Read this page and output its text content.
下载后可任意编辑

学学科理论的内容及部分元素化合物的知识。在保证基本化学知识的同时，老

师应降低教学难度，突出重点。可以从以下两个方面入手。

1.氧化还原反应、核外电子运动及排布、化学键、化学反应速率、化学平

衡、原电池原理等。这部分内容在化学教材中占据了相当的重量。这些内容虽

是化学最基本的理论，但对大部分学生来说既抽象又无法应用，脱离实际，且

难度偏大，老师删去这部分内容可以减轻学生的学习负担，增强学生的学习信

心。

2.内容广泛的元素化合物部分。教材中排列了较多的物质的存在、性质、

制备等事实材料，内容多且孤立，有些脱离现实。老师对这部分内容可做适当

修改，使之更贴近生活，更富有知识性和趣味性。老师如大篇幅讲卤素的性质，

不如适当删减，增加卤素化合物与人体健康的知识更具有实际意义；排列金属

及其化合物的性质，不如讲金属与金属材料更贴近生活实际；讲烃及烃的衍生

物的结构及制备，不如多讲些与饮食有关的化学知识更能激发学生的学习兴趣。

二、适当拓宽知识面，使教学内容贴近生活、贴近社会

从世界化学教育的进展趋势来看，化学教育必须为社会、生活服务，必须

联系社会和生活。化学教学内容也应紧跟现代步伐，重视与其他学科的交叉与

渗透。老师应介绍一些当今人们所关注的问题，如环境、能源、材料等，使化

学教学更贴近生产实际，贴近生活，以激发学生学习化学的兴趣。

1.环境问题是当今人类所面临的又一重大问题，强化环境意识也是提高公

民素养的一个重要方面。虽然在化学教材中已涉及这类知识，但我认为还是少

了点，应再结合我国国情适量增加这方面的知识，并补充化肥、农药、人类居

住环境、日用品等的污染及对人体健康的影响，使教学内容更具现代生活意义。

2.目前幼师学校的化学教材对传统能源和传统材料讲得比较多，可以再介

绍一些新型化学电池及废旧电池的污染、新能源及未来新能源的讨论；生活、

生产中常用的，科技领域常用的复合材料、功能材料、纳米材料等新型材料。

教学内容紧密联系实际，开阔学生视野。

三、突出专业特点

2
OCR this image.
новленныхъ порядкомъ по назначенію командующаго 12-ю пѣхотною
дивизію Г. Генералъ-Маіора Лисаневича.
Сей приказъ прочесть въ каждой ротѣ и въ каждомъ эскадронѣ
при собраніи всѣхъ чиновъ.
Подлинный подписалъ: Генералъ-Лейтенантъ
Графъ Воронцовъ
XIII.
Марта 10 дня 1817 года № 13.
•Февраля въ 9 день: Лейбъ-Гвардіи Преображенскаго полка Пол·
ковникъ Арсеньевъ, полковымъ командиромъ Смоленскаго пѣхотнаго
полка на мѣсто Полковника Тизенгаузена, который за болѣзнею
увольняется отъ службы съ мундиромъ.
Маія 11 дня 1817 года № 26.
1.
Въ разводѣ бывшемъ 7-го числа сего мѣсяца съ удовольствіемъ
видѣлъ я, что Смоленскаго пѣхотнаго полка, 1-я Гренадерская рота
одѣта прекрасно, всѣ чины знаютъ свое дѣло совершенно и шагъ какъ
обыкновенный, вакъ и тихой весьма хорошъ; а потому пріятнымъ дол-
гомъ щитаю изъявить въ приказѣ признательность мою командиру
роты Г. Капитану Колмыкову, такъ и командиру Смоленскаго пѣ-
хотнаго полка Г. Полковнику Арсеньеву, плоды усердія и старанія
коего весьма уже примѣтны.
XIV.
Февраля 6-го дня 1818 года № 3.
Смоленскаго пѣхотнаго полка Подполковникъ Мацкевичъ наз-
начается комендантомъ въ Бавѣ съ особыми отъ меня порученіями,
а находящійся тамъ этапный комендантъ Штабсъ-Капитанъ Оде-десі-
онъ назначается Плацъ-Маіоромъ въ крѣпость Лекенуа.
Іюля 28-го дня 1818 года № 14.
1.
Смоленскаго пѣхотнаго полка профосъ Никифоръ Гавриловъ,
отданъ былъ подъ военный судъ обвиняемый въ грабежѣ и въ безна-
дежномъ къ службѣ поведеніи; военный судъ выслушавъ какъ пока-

- - -

Exercise objective. Track down every line of the material containing the string "Февраля", and copy it.

Solution to the problem.
•Февраля въ 9 день: Лейбъ-Гвардіи Преображенскаго полка Пол·
Февраля 6-го дня 1818 года № 3.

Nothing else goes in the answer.